[Required work]
Copy each record exactly as it reads, leaving out any pictures it holds.

(Entries taken from a collection)
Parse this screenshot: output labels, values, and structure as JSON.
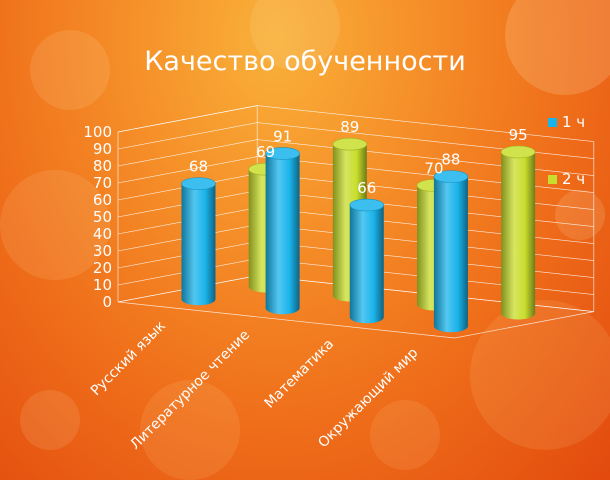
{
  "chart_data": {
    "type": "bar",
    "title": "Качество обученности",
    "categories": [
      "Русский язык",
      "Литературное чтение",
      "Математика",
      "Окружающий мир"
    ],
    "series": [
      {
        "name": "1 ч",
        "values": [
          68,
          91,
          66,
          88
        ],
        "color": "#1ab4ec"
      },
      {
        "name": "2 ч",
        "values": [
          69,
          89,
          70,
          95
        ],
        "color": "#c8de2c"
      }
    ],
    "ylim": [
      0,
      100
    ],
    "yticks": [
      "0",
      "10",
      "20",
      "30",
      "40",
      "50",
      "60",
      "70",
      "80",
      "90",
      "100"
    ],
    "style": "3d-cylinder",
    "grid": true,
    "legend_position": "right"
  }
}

[The response]
Parse this screenshot: output labels, values, and structure as JSON.
{
  "chart_data": {
    "type": "bar",
    "title": "Качество обученности",
    "categories": [
      "Русский язык",
      "Литературное чтение",
      "Математика",
      "Окружающий мир"
    ],
    "series": [
      {
        "name": "1 ч",
        "values": [
          68,
          91,
          66,
          88
        ],
        "color": "#1ab4ec"
      },
      {
        "name": "2 ч",
        "values": [
          69,
          89,
          70,
          95
        ],
        "color": "#c8de2c"
      }
    ],
    "ylim": [
      0,
      100
    ],
    "yticks": [
      "0",
      "10",
      "20",
      "30",
      "40",
      "50",
      "60",
      "70",
      "80",
      "90",
      "100"
    ],
    "style": "3d-cylinder",
    "grid": true,
    "legend_position": "right"
  }
}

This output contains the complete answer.